(Stored items from a collection)

○ ○ ○ ○ ○

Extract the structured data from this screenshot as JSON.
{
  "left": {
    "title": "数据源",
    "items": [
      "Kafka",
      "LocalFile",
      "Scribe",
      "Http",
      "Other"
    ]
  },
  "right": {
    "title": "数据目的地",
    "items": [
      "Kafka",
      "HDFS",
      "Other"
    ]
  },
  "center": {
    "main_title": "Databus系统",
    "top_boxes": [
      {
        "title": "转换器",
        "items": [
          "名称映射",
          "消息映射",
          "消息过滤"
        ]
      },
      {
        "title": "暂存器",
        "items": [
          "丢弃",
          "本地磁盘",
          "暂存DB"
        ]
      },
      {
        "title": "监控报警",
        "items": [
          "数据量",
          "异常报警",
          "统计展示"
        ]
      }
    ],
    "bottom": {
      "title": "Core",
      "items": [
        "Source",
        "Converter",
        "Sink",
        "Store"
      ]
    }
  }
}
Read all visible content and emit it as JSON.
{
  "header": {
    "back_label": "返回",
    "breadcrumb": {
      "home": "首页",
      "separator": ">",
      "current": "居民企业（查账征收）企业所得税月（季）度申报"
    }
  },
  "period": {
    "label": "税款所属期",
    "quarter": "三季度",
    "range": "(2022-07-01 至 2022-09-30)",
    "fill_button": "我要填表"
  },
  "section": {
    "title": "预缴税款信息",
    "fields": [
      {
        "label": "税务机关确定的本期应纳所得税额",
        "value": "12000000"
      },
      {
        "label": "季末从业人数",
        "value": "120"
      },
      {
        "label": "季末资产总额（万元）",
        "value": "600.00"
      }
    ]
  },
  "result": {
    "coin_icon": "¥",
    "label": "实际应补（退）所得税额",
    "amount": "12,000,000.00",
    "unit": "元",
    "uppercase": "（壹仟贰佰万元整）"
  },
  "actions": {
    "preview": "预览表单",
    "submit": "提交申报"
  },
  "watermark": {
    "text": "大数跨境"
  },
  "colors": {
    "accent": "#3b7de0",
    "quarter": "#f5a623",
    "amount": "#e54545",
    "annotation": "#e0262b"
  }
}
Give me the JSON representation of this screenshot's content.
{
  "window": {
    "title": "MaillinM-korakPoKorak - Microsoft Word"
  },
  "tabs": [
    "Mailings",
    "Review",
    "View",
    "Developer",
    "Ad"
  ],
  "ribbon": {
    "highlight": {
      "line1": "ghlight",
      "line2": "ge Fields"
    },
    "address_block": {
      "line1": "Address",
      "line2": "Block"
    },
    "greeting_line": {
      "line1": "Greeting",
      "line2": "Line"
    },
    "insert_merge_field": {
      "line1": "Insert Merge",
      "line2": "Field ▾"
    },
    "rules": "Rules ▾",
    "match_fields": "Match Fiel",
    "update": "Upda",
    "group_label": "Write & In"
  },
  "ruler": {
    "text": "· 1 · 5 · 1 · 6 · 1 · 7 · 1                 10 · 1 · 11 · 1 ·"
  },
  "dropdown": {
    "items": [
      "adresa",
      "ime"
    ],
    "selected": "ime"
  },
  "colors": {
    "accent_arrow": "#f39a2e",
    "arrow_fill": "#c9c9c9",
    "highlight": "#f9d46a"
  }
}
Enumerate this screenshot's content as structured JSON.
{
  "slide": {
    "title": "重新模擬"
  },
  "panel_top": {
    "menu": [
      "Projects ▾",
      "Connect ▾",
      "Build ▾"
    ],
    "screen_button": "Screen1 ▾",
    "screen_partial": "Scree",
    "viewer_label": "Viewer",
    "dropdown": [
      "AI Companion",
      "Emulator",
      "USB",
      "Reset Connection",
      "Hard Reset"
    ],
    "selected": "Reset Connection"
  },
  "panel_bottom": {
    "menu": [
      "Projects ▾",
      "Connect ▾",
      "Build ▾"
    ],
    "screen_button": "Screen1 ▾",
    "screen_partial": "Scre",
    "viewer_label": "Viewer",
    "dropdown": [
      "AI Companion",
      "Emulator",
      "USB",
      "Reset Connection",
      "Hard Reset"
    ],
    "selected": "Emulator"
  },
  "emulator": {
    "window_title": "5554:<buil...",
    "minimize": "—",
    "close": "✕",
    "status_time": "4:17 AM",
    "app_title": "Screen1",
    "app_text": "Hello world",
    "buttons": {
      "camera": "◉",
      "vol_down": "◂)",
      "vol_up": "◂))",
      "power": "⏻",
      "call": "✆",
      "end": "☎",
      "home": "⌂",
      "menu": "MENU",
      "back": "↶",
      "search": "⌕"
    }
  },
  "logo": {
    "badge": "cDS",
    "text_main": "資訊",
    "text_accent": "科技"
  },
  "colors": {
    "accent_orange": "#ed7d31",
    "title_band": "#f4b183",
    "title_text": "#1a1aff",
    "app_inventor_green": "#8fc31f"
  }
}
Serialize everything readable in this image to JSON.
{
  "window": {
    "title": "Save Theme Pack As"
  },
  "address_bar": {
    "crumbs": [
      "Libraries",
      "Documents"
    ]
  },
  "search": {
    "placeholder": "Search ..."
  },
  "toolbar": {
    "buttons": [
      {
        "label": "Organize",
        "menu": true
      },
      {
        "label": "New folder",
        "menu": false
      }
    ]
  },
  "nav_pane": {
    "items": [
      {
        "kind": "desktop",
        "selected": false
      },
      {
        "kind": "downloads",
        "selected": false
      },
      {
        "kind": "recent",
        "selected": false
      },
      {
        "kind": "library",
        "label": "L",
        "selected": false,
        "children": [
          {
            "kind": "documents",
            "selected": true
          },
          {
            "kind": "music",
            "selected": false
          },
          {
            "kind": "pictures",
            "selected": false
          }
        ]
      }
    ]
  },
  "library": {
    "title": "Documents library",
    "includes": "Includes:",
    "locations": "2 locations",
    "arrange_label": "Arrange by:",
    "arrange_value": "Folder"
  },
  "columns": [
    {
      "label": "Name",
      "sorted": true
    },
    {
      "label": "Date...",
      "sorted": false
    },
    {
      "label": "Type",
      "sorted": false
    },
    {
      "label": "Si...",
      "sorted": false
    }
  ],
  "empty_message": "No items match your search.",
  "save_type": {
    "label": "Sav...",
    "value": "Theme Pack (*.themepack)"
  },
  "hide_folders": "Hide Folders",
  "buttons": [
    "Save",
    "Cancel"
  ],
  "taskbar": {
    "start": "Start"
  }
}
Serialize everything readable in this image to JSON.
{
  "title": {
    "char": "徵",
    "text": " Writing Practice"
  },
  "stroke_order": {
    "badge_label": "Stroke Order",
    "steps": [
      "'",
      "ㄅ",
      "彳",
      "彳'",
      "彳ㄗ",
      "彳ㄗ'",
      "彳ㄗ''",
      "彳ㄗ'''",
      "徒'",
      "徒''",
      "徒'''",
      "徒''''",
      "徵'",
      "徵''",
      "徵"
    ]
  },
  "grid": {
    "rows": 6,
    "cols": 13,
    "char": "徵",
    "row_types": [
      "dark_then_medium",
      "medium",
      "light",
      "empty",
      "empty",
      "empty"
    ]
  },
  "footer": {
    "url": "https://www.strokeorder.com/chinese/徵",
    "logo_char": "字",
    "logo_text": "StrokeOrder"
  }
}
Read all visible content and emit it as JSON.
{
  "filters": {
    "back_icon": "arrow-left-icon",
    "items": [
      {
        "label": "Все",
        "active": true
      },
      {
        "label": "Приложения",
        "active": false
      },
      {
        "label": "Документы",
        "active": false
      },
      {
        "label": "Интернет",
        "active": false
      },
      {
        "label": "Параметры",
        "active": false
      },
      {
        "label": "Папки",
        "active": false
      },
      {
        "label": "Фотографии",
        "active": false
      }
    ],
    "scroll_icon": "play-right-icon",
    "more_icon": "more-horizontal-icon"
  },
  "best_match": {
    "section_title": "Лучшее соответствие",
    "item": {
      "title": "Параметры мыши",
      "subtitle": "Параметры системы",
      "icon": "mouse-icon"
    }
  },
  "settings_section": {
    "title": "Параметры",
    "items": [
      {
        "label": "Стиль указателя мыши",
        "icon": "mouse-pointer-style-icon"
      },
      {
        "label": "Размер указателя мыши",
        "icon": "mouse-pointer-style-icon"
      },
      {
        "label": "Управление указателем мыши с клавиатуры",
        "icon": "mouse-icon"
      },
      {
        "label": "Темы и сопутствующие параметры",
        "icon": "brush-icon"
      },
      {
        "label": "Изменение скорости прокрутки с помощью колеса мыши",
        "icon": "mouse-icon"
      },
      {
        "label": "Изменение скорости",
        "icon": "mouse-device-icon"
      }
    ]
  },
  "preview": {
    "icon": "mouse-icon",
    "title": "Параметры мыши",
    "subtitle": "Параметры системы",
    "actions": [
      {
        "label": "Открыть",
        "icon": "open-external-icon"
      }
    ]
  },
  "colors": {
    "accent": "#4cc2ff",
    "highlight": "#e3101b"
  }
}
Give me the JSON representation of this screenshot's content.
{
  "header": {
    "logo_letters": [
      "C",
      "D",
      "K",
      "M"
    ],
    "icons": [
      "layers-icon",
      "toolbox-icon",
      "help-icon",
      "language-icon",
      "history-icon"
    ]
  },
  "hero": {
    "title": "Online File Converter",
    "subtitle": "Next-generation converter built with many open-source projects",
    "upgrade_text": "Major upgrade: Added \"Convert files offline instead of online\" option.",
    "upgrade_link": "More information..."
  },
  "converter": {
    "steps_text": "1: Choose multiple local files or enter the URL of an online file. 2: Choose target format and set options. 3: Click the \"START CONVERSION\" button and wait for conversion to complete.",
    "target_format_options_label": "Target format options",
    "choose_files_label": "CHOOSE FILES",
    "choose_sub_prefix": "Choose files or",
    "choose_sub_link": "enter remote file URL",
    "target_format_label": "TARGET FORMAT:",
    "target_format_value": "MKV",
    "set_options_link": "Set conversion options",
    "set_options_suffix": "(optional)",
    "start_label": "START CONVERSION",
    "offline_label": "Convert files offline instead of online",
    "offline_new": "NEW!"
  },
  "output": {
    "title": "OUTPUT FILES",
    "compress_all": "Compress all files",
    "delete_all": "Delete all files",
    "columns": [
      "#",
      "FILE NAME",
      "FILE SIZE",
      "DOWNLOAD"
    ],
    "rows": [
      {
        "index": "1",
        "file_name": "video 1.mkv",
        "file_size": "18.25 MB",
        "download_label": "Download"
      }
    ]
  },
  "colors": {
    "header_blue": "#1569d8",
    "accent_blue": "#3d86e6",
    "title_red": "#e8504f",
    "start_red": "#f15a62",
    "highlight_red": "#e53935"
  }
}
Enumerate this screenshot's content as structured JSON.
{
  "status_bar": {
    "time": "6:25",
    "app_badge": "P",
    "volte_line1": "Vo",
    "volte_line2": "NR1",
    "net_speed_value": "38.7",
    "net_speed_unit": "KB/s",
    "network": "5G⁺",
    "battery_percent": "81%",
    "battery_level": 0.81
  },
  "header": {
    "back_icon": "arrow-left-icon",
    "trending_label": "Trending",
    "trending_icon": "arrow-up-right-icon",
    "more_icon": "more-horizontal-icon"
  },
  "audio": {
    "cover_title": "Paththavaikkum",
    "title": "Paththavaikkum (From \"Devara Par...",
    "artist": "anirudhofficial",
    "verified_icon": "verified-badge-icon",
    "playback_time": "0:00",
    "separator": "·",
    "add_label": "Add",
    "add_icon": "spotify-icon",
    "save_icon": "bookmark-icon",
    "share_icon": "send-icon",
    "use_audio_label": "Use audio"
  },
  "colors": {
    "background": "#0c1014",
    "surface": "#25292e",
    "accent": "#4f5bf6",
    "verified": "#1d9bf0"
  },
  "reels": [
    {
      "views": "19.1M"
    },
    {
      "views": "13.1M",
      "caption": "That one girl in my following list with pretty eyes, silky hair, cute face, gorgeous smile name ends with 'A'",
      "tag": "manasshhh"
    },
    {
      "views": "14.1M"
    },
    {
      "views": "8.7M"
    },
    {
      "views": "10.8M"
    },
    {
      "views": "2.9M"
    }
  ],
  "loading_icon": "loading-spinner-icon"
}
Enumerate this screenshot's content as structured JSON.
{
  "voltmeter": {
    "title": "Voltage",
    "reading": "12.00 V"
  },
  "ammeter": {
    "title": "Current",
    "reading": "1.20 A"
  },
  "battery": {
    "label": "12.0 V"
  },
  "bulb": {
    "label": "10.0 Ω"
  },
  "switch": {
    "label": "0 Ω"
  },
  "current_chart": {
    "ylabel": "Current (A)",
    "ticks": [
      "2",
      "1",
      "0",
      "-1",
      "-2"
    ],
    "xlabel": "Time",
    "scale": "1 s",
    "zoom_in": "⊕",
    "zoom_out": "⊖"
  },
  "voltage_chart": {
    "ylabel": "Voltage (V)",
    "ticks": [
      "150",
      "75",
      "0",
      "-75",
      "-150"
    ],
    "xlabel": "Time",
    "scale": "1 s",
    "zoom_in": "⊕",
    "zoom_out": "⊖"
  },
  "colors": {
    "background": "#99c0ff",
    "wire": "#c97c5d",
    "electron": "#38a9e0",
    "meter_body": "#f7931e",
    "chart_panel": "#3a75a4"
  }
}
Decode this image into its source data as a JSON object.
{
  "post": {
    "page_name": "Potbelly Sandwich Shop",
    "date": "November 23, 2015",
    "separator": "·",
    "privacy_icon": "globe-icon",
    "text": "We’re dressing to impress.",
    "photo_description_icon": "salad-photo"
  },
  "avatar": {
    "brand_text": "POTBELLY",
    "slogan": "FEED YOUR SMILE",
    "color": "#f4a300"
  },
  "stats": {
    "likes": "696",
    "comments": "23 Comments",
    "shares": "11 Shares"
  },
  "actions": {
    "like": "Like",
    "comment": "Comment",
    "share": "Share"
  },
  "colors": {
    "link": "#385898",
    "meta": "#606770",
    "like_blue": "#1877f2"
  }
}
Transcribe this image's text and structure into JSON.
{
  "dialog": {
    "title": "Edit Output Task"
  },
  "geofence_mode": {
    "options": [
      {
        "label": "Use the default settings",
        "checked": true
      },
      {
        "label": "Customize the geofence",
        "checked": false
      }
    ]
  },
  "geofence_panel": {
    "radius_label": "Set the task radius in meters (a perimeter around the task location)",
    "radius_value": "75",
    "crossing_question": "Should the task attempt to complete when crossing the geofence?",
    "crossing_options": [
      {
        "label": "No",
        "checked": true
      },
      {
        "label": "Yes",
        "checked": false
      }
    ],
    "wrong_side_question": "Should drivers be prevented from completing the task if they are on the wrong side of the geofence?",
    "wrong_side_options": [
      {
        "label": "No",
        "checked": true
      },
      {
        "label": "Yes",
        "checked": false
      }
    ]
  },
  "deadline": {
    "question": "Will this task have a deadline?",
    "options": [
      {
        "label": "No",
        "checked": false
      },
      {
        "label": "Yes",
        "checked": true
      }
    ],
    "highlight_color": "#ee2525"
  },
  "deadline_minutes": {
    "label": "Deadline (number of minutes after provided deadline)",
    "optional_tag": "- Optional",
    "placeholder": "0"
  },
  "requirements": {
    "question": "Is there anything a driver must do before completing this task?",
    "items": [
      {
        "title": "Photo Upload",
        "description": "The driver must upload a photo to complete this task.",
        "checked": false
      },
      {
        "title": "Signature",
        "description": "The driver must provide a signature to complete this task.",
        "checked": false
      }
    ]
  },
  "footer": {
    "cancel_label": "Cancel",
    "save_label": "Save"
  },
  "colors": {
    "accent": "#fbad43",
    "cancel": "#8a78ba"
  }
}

○ ○ ○ ○ ○

Set task: Report the number of lines in the listing above that include the word "open", and nothing else.

Exercise response: 2